→ **INFORMATION GIVEN**
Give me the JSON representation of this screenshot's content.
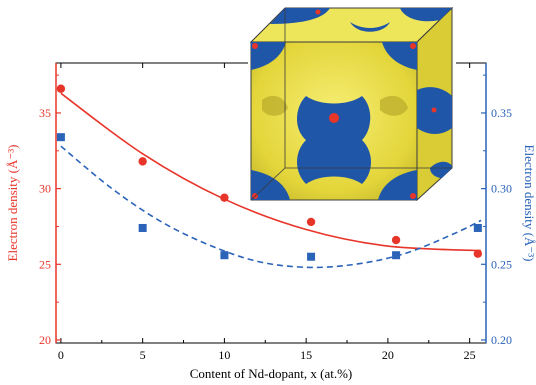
{
  "chart_data": {
    "type": "scatter",
    "xlabel": "Content of Nd-dopant, x (at.%)",
    "ylabel_left": "Electron density (Å⁻³)",
    "ylabel_right": "Electron density (Å⁻³)",
    "xlim": [
      -0.3,
      26
    ],
    "ylim_left": [
      19.8,
      38.3
    ],
    "ylim_right": [
      0.198,
      0.383
    ],
    "x_ticks": [
      0,
      5,
      10,
      15,
      20,
      25
    ],
    "x_tick_labels": [
      "0",
      "5",
      "10",
      "15",
      "20",
      "25"
    ],
    "y_left_ticks": [
      20,
      25,
      30,
      35
    ],
    "y_left_tick_labels": [
      "20",
      "25",
      "30",
      "35"
    ],
    "y_right_ticks": [
      0.2,
      0.25,
      0.3,
      0.35
    ],
    "y_right_tick_labels": [
      "0.20",
      "0.25",
      "0.30",
      "0.35"
    ],
    "grid": false,
    "series": [
      {
        "axis": "left",
        "color": "#e8352a",
        "marker": "circle",
        "x": [
          0,
          5,
          10,
          15.3,
          20.5,
          25.5
        ],
        "values": [
          36.6,
          31.8,
          29.4,
          27.8,
          26.6,
          25.7
        ],
        "fit": {
          "style": "solid",
          "x": [
            0,
            5,
            10,
            15,
            20,
            25.7
          ],
          "values": [
            36.3,
            32.3,
            29.3,
            27.3,
            26.2,
            25.9
          ]
        }
      },
      {
        "axis": "right",
        "color": "#2a63b8",
        "marker": "square",
        "x": [
          0,
          5,
          10,
          15.3,
          20.5,
          25.5
        ],
        "values": [
          0.334,
          0.274,
          0.256,
          0.255,
          0.256,
          0.274
        ],
        "fit": {
          "style": "dashed",
          "x": [
            0,
            3,
            6,
            9,
            12,
            15,
            18,
            21,
            24,
            25.7
          ],
          "values": [
            0.328,
            0.301,
            0.279,
            0.263,
            0.252,
            0.248,
            0.25,
            0.257,
            0.27,
            0.279
          ]
        }
      }
    ],
    "inset": {
      "type": "3d-isosurface-cube",
      "colors": {
        "surface": "#e6dc3c",
        "section": "#1f56a8",
        "atom": "#e8352a"
      }
    }
  }
}
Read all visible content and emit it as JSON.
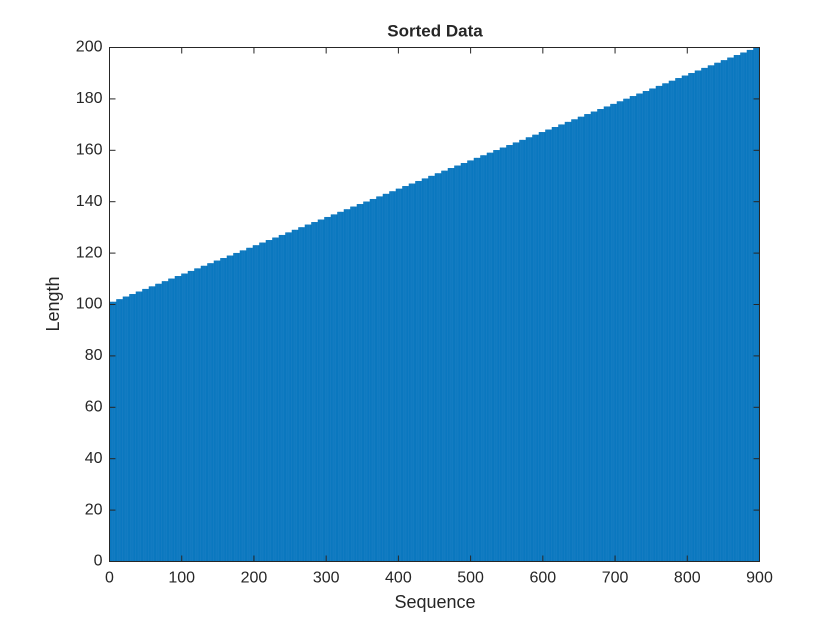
{
  "chart_data": {
    "type": "bar",
    "title": "Sorted Data",
    "x_label": "Sequence",
    "y_label": "Length",
    "color": "#0072bd",
    "xlim": [
      0,
      900
    ],
    "xticks": [
      0,
      100,
      200,
      300,
      400,
      500,
      600,
      700,
      800,
      900
    ],
    "ylim": [
      0,
      200
    ],
    "yticks": [
      0,
      20,
      40,
      60,
      80,
      100,
      120,
      140,
      160,
      180,
      200
    ],
    "values": [
      101,
      101,
      101,
      101,
      101,
      101,
      101,
      101,
      101,
      102,
      102,
      102,
      102,
      102,
      102,
      102,
      102,
      102,
      103,
      103,
      103,
      103,
      103,
      103,
      103,
      103,
      103,
      104,
      104,
      104,
      104,
      104,
      104,
      104,
      104,
      104,
      105,
      105,
      105,
      105,
      105,
      105,
      105,
      105,
      105,
      106,
      106,
      106,
      106,
      106,
      106,
      106,
      106,
      106,
      107,
      107,
      107,
      107,
      107,
      107,
      107,
      107,
      107,
      108,
      108,
      108,
      108,
      108,
      108,
      108,
      108,
      108,
      109,
      109,
      109,
      109,
      109,
      109,
      109,
      109,
      109,
      110,
      110,
      110,
      110,
      110,
      110,
      110,
      110,
      110,
      111,
      111,
      111,
      111,
      111,
      111,
      111,
      111,
      111,
      112,
      112,
      112,
      112,
      112,
      112,
      112,
      112,
      112,
      113,
      113,
      113,
      113,
      113,
      113,
      113,
      113,
      113,
      114,
      114,
      114,
      114,
      114,
      114,
      114,
      114,
      114,
      115,
      115,
      115,
      115,
      115,
      115,
      115,
      115,
      115,
      116,
      116,
      116,
      116,
      116,
      116,
      116,
      116,
      116,
      117,
      117,
      117,
      117,
      117,
      117,
      117,
      117,
      117,
      118,
      118,
      118,
      118,
      118,
      118,
      118,
      118,
      118,
      119,
      119,
      119,
      119,
      119,
      119,
      119,
      119,
      119,
      120,
      120,
      120,
      120,
      120,
      120,
      120,
      120,
      120,
      121,
      121,
      121,
      121,
      121,
      121,
      121,
      121,
      121,
      122,
      122,
      122,
      122,
      122,
      122,
      122,
      122,
      122,
      123,
      123,
      123,
      123,
      123,
      123,
      123,
      123,
      123,
      124,
      124,
      124,
      124,
      124,
      124,
      124,
      124,
      124,
      125,
      125,
      125,
      125,
      125,
      125,
      125,
      125,
      125,
      126,
      126,
      126,
      126,
      126,
      126,
      126,
      126,
      126,
      127,
      127,
      127,
      127,
      127,
      127,
      127,
      127,
      127,
      128,
      128,
      128,
      128,
      128,
      128,
      128,
      128,
      128,
      129,
      129,
      129,
      129,
      129,
      129,
      129,
      129,
      129,
      130,
      130,
      130,
      130,
      130,
      130,
      130,
      130,
      130,
      131,
      131,
      131,
      131,
      131,
      131,
      131,
      131,
      131,
      132,
      132,
      132,
      132,
      132,
      132,
      132,
      132,
      132,
      133,
      133,
      133,
      133,
      133,
      133,
      133,
      133,
      133,
      134,
      134,
      134,
      134,
      134,
      134,
      134,
      134,
      134,
      135,
      135,
      135,
      135,
      135,
      135,
      135,
      135,
      135,
      136,
      136,
      136,
      136,
      136,
      136,
      136,
      136,
      136,
      137,
      137,
      137,
      137,
      137,
      137,
      137,
      137,
      137,
      138,
      138,
      138,
      138,
      138,
      138,
      138,
      138,
      138,
      139,
      139,
      139,
      139,
      139,
      139,
      139,
      139,
      139,
      140,
      140,
      140,
      140,
      140,
      140,
      140,
      140,
      140,
      141,
      141,
      141,
      141,
      141,
      141,
      141,
      141,
      141,
      142,
      142,
      142,
      142,
      142,
      142,
      142,
      142,
      142,
      143,
      143,
      143,
      143,
      143,
      143,
      143,
      143,
      143,
      144,
      144,
      144,
      144,
      144,
      144,
      144,
      144,
      144,
      145,
      145,
      145,
      145,
      145,
      145,
      145,
      145,
      145,
      146,
      146,
      146,
      146,
      146,
      146,
      146,
      146,
      146,
      147,
      147,
      147,
      147,
      147,
      147,
      147,
      147,
      147,
      148,
      148,
      148,
      148,
      148,
      148,
      148,
      148,
      148,
      149,
      149,
      149,
      149,
      149,
      149,
      149,
      149,
      149,
      150,
      150,
      150,
      150,
      150,
      150,
      150,
      150,
      150,
      151,
      151,
      151,
      151,
      151,
      151,
      151,
      151,
      151,
      152,
      152,
      152,
      152,
      152,
      152,
      152,
      152,
      152,
      153,
      153,
      153,
      153,
      153,
      153,
      153,
      153,
      153,
      154,
      154,
      154,
      154,
      154,
      154,
      154,
      154,
      154,
      155,
      155,
      155,
      155,
      155,
      155,
      155,
      155,
      155,
      156,
      156,
      156,
      156,
      156,
      156,
      156,
      156,
      156,
      157,
      157,
      157,
      157,
      157,
      157,
      157,
      157,
      157,
      158,
      158,
      158,
      158,
      158,
      158,
      158,
      158,
      158,
      159,
      159,
      159,
      159,
      159,
      159,
      159,
      159,
      159,
      160,
      160,
      160,
      160,
      160,
      160,
      160,
      160,
      160,
      161,
      161,
      161,
      161,
      161,
      161,
      161,
      161,
      161,
      162,
      162,
      162,
      162,
      162,
      162,
      162,
      162,
      162,
      163,
      163,
      163,
      163,
      163,
      163,
      163,
      163,
      163,
      164,
      164,
      164,
      164,
      164,
      164,
      164,
      164,
      164,
      165,
      165,
      165,
      165,
      165,
      165,
      165,
      165,
      165,
      166,
      166,
      166,
      166,
      166,
      166,
      166,
      166,
      166,
      167,
      167,
      167,
      167,
      167,
      167,
      167,
      167,
      167,
      168,
      168,
      168,
      168,
      168,
      168,
      168,
      168,
      168,
      169,
      169,
      169,
      169,
      169,
      169,
      169,
      169,
      169,
      170,
      170,
      170,
      170,
      170,
      170,
      170,
      170,
      170,
      171,
      171,
      171,
      171,
      171,
      171,
      171,
      171,
      171,
      172,
      172,
      172,
      172,
      172,
      172,
      172,
      172,
      172,
      173,
      173,
      173,
      173,
      173,
      173,
      173,
      173,
      173,
      174,
      174,
      174,
      174,
      174,
      174,
      174,
      174,
      174,
      175,
      175,
      175,
      175,
      175,
      175,
      175,
      175,
      175,
      176,
      176,
      176,
      176,
      176,
      176,
      176,
      176,
      176,
      177,
      177,
      177,
      177,
      177,
      177,
      177,
      177,
      177,
      178,
      178,
      178,
      178,
      178,
      178,
      178,
      178,
      178,
      179,
      179,
      179,
      179,
      179,
      179,
      179,
      179,
      179,
      180,
      180,
      180,
      180,
      180,
      180,
      180,
      180,
      180,
      181,
      181,
      181,
      181,
      181,
      181,
      181,
      181,
      181,
      182,
      182,
      182,
      182,
      182,
      182,
      182,
      182,
      182,
      183,
      183,
      183,
      183,
      183,
      183,
      183,
      183,
      183,
      184,
      184,
      184,
      184,
      184,
      184,
      184,
      184,
      184,
      185,
      185,
      185,
      185,
      185,
      185,
      185,
      185,
      185,
      186,
      186,
      186,
      186,
      186,
      186,
      186,
      186,
      186,
      187,
      187,
      187,
      187,
      187,
      187,
      187,
      187,
      187,
      188,
      188,
      188,
      188,
      188,
      188,
      188,
      188,
      188,
      189,
      189,
      189,
      189,
      189,
      189,
      189,
      189,
      189,
      190,
      190,
      190,
      190,
      190,
      190,
      190,
      190,
      190,
      191,
      191,
      191,
      191,
      191,
      191,
      191,
      191,
      191,
      192,
      192,
      192,
      192,
      192,
      192,
      192,
      192,
      192,
      193,
      193,
      193,
      193,
      193,
      193,
      193,
      193,
      193,
      194,
      194,
      194,
      194,
      194,
      194,
      194,
      194,
      194,
      195,
      195,
      195,
      195,
      195,
      195,
      195,
      195,
      195,
      196,
      196,
      196,
      196,
      196,
      196,
      196,
      196,
      196,
      197,
      197,
      197,
      197,
      197,
      197,
      197,
      197,
      197,
      198,
      198,
      198,
      198,
      198,
      198,
      198,
      198,
      198,
      199,
      199,
      199,
      199,
      199,
      199,
      199,
      199,
      199,
      200,
      200,
      200,
      200,
      200,
      200,
      200,
      200,
      200
    ]
  }
}
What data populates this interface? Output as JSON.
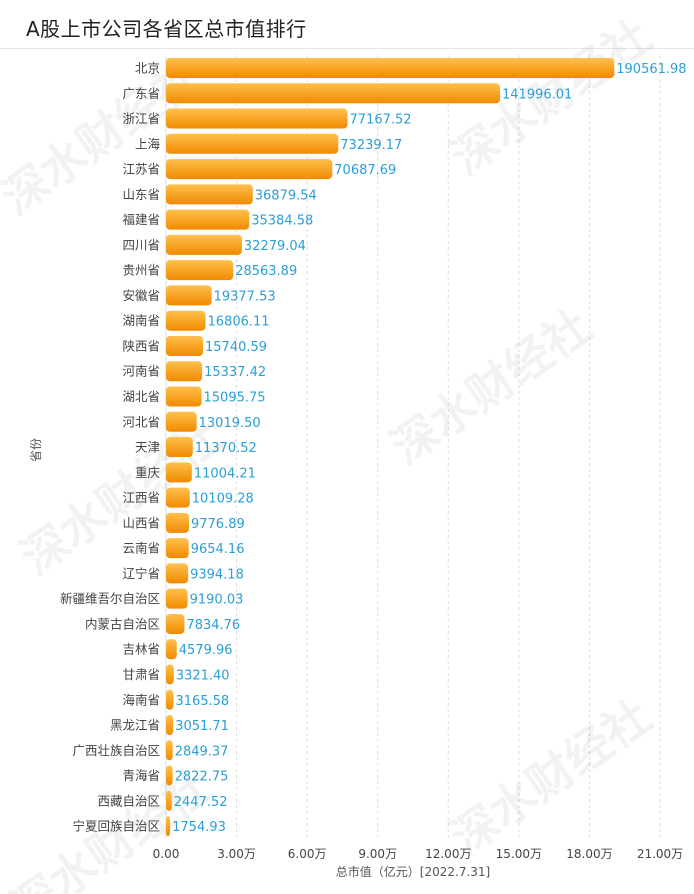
{
  "title": "A股上市公司各省区总市值排行",
  "watermark_text": "深水财经社",
  "colors": {
    "bar_light": "#ffc04d",
    "bar_dark": "#f08a00",
    "value_label": "#2a9fd6",
    "grid": "#dddddd",
    "axis_text": "#444444",
    "title": "#222222"
  },
  "chart_data": {
    "type": "bar",
    "orientation": "horizontal",
    "title": "A股上市公司各省区总市值排行",
    "xlabel": "总市值（亿元）[2022.7.31]",
    "ylabel": "省份",
    "xlim": [
      0,
      210000
    ],
    "xticks": [
      {
        "value": 0,
        "label": "0.00"
      },
      {
        "value": 30000,
        "label": "3.00万"
      },
      {
        "value": 60000,
        "label": "6.00万"
      },
      {
        "value": 90000,
        "label": "9.00万"
      },
      {
        "value": 120000,
        "label": "12.00万"
      },
      {
        "value": 150000,
        "label": "15.00万"
      },
      {
        "value": 180000,
        "label": "18.00万"
      },
      {
        "value": 210000,
        "label": "21.00万"
      }
    ],
    "categories": [
      "北京",
      "广东省",
      "浙江省",
      "上海",
      "江苏省",
      "山东省",
      "福建省",
      "四川省",
      "贵州省",
      "安徽省",
      "湖南省",
      "陕西省",
      "河南省",
      "湖北省",
      "河北省",
      "天津",
      "重庆",
      "江西省",
      "山西省",
      "云南省",
      "辽宁省",
      "新疆维吾尔自治区",
      "内蒙古自治区",
      "吉林省",
      "甘肃省",
      "海南省",
      "黑龙江省",
      "广西壮族自治区",
      "青海省",
      "西藏自治区",
      "宁夏回族自治区"
    ],
    "values": [
      190561.98,
      141996.01,
      77167.52,
      73239.17,
      70687.69,
      36879.54,
      35384.58,
      32279.04,
      28563.89,
      19377.53,
      16806.11,
      15740.59,
      15337.42,
      15095.75,
      13019.5,
      11370.52,
      11004.21,
      10109.28,
      9776.89,
      9654.16,
      9394.18,
      9190.03,
      7834.76,
      4579.96,
      3321.4,
      3165.58,
      3051.71,
      2849.37,
      2822.75,
      2447.52,
      1754.93
    ],
    "value_labels": [
      "190561.98",
      "141996.01",
      "77167.52",
      "73239.17",
      "70687.69",
      "36879.54",
      "35384.58",
      "32279.04",
      "28563.89",
      "19377.53",
      "16806.11",
      "15740.59",
      "15337.42",
      "15095.75",
      "13019.50",
      "11370.52",
      "11004.21",
      "10109.28",
      "9776.89",
      "9654.16",
      "9394.18",
      "9190.03",
      "7834.76",
      "4579.96",
      "3321.40",
      "3165.58",
      "3051.71",
      "2849.37",
      "2822.75",
      "2447.52",
      "1754.93"
    ],
    "grid": true,
    "legend": "none"
  }
}
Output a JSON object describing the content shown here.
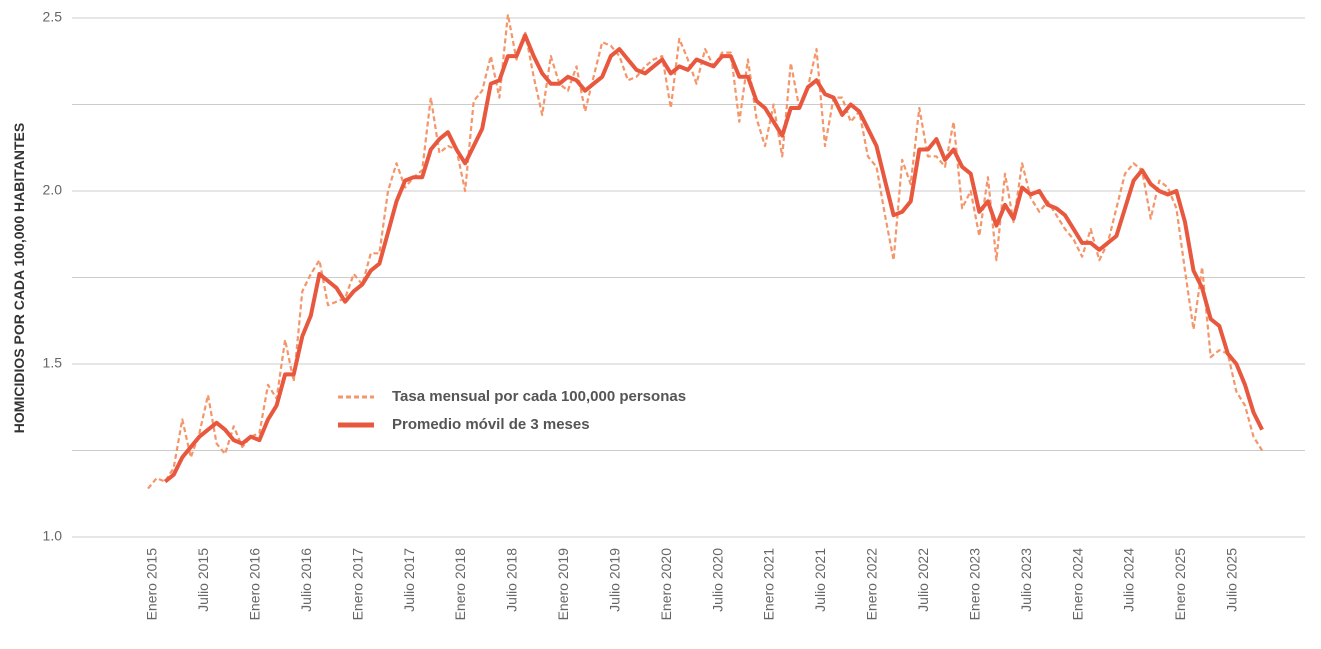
{
  "chart_data": {
    "type": "line",
    "y_label": "HOMICIDIOS POR CADA 100,000 HABITANTES",
    "categories": [
      "Enero 2015",
      null,
      null,
      null,
      null,
      null,
      "Julio 2015",
      null,
      null,
      null,
      null,
      null,
      "Enero 2016",
      null,
      null,
      null,
      null,
      null,
      "Julio 2016",
      null,
      null,
      null,
      null,
      null,
      "Enero 2017",
      null,
      null,
      null,
      null,
      null,
      "Julio 2017",
      null,
      null,
      null,
      null,
      null,
      "Enero 2018",
      null,
      null,
      null,
      null,
      null,
      "Julio 2018",
      null,
      null,
      null,
      null,
      null,
      "Enero 2019",
      null,
      null,
      null,
      null,
      null,
      "Julio 2019",
      null,
      null,
      null,
      null,
      null,
      "Enero 2020",
      null,
      null,
      null,
      null,
      null,
      "Julio 2020",
      null,
      null,
      null,
      null,
      null,
      "Enero 2021",
      null,
      null,
      null,
      null,
      null,
      "Julio 2021",
      null,
      null,
      null,
      null,
      null,
      "Enero 2022",
      null,
      null,
      null,
      null,
      null,
      "Julio 2022",
      null,
      null,
      null,
      null,
      null,
      "Enero 2023",
      null,
      null,
      null,
      null,
      null,
      "Julio 2023",
      null,
      null,
      null,
      null,
      null,
      "Enero 2024",
      null,
      null,
      null,
      null,
      null,
      "Julio 2024",
      null,
      null,
      null,
      null,
      null,
      "Enero 2025",
      null,
      null,
      null,
      null,
      null,
      "Julio 2025",
      null,
      null,
      null,
      null
    ],
    "series": [
      {
        "name": "Tasa mensual por cada 100,000 personas",
        "color": "#f4956a",
        "style": "dashed",
        "values": [
          1.14,
          1.17,
          1.16,
          1.2,
          1.34,
          1.23,
          1.3,
          1.41,
          1.27,
          1.24,
          1.32,
          1.26,
          1.29,
          1.3,
          1.44,
          1.4,
          1.57,
          1.45,
          1.71,
          1.76,
          1.8,
          1.67,
          1.68,
          1.69,
          1.76,
          1.73,
          1.82,
          1.82,
          2.0,
          2.08,
          2.01,
          2.04,
          2.06,
          2.27,
          2.11,
          2.13,
          2.12,
          2.0,
          2.26,
          2.29,
          2.39,
          2.27,
          2.51,
          2.38,
          2.46,
          2.33,
          2.22,
          2.39,
          2.31,
          2.29,
          2.36,
          2.23,
          2.33,
          2.43,
          2.42,
          2.39,
          2.32,
          2.33,
          2.36,
          2.38,
          2.39,
          2.24,
          2.44,
          2.38,
          2.31,
          2.41,
          2.36,
          2.4,
          2.4,
          2.2,
          2.38,
          2.21,
          2.13,
          2.25,
          2.1,
          2.37,
          2.24,
          2.3,
          2.41,
          2.13,
          2.27,
          2.27,
          2.2,
          2.23,
          2.1,
          2.07,
          1.93,
          1.8,
          2.09,
          2.02,
          2.24,
          2.1,
          2.1,
          2.07,
          2.2,
          1.95,
          2.0,
          1.87,
          2.04,
          1.8,
          2.05,
          1.91,
          2.08,
          1.98,
          1.94,
          1.97,
          1.93,
          1.89,
          1.86,
          1.81,
          1.89,
          1.8,
          1.85,
          1.95,
          2.05,
          2.08,
          2.06,
          1.92,
          2.03,
          2.01,
          1.95,
          1.77,
          1.6,
          1.78,
          1.52,
          1.54,
          1.53,
          1.42,
          1.38,
          1.29,
          1.25
        ]
      },
      {
        "name": "Promedio móvil de 3 meses",
        "color": "#e8583e",
        "style": "solid",
        "values": [
          null,
          null,
          1.16,
          1.18,
          1.23,
          1.26,
          1.29,
          1.31,
          1.33,
          1.31,
          1.28,
          1.27,
          1.29,
          1.28,
          1.34,
          1.38,
          1.47,
          1.47,
          1.58,
          1.64,
          1.76,
          1.74,
          1.72,
          1.68,
          1.71,
          1.73,
          1.77,
          1.79,
          1.88,
          1.97,
          2.03,
          2.04,
          2.04,
          2.12,
          2.15,
          2.17,
          2.12,
          2.08,
          2.13,
          2.18,
          2.31,
          2.32,
          2.39,
          2.39,
          2.45,
          2.39,
          2.34,
          2.31,
          2.31,
          2.33,
          2.32,
          2.29,
          2.31,
          2.33,
          2.39,
          2.41,
          2.38,
          2.35,
          2.34,
          2.36,
          2.38,
          2.34,
          2.36,
          2.35,
          2.38,
          2.37,
          2.36,
          2.39,
          2.39,
          2.33,
          2.33,
          2.26,
          2.24,
          2.2,
          2.16,
          2.24,
          2.24,
          2.3,
          2.32,
          2.28,
          2.27,
          2.22,
          2.25,
          2.23,
          2.18,
          2.13,
          2.03,
          1.93,
          1.94,
          1.97,
          2.12,
          2.12,
          2.15,
          2.09,
          2.12,
          2.07,
          2.05,
          1.94,
          1.97,
          1.9,
          1.96,
          1.92,
          2.01,
          1.99,
          2.0,
          1.96,
          1.95,
          1.93,
          1.89,
          1.85,
          1.85,
          1.83,
          1.85,
          1.87,
          1.95,
          2.03,
          2.06,
          2.02,
          2.0,
          1.99,
          2.0,
          1.91,
          1.77,
          1.72,
          1.63,
          1.61,
          1.53,
          1.5,
          1.44,
          1.36,
          1.31
        ]
      }
    ],
    "ylim": [
      1.0,
      2.5
    ],
    "yticks": [
      {
        "value": 1,
        "label": "1.0"
      },
      1.5,
      {
        "value": 2,
        "label": "2.0"
      },
      2.5
    ],
    "ygrid_minor": [
      1.25,
      1.75,
      2.25
    ],
    "grid": true
  }
}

→ **GIVEN TASK**
Look through the data above. Copy every line with the string "Julio" in it.

→ **TASK SOLUTION**
      "Julio 2015",
      "Julio 2016",
      "Julio 2017",
      "Julio 2018",
      "Julio 2019",
      "Julio 2020",
      "Julio 2021",
      "Julio 2022",
      "Julio 2023",
      "Julio 2024",
      "Julio 2025",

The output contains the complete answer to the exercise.